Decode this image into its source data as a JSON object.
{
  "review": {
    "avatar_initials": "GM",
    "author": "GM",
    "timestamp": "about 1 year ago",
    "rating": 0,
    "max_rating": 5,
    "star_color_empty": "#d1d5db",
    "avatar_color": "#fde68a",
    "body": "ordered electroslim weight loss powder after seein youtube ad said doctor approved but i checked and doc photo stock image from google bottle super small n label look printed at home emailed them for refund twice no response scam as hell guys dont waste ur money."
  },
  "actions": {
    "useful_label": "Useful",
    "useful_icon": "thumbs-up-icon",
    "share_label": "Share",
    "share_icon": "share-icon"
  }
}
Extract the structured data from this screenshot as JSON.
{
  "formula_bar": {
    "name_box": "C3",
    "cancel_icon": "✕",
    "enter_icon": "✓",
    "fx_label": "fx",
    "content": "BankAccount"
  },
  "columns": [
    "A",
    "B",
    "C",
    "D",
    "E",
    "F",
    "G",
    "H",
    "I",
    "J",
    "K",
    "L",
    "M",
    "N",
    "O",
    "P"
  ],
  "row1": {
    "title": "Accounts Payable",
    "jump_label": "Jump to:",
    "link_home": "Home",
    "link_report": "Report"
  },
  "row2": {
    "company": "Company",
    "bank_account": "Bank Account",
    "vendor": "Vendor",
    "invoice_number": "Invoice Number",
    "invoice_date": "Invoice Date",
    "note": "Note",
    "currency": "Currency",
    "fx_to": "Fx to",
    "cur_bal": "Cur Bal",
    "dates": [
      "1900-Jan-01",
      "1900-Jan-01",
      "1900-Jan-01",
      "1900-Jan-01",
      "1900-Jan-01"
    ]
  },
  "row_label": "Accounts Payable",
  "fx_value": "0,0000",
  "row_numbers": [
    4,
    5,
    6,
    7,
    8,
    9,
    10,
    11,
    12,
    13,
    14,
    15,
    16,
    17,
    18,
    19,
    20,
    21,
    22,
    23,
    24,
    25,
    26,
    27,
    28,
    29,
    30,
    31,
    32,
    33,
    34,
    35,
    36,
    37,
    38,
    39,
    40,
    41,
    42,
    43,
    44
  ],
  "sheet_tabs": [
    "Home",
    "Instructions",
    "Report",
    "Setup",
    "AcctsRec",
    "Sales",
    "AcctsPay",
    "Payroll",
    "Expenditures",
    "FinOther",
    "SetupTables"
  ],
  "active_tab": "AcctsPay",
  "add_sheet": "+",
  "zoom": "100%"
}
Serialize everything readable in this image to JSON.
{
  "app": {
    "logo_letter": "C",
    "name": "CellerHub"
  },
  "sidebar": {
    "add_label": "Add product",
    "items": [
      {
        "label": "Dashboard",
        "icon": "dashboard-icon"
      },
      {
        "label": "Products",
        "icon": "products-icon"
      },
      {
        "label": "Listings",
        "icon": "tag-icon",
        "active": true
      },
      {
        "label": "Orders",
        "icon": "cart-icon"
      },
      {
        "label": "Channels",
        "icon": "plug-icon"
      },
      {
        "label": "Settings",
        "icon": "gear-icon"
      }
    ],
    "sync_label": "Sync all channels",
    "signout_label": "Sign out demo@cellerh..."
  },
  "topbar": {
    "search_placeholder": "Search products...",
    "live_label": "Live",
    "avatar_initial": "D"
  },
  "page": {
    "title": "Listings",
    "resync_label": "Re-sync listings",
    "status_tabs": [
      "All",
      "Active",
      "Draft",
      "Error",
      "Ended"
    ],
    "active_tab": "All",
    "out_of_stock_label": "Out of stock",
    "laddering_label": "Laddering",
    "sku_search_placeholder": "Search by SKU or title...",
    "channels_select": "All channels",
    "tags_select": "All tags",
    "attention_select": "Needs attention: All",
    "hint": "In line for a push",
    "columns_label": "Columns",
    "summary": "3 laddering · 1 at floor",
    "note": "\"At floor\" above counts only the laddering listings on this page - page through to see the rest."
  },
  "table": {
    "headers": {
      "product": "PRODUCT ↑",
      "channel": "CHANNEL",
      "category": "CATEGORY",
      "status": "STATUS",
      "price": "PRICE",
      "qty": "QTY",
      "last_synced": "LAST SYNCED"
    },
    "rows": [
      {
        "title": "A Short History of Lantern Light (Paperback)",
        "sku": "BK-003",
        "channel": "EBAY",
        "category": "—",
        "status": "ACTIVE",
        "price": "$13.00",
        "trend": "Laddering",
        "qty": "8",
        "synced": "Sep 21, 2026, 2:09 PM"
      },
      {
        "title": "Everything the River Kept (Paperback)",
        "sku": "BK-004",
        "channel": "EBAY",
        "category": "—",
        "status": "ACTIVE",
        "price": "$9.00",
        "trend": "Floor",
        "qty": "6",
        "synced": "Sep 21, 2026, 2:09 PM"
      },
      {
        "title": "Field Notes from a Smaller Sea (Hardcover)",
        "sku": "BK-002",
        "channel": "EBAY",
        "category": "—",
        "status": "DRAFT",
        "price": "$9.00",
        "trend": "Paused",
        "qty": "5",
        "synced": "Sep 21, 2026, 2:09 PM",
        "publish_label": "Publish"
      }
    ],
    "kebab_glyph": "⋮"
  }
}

**GOAL:** In the lines above, find each one with "stock" and list it.

**EXERCISE RESPONSE:**
    "body": "ordered electroslim weight loss powder after seein youtube ad said doctor approved but i checked and doc photo stock image from google bottle super small n label look printed at home emailed them for refund twice no response scam as hell guys dont waste ur money."
    "out_of_stock_label": "Out of stock",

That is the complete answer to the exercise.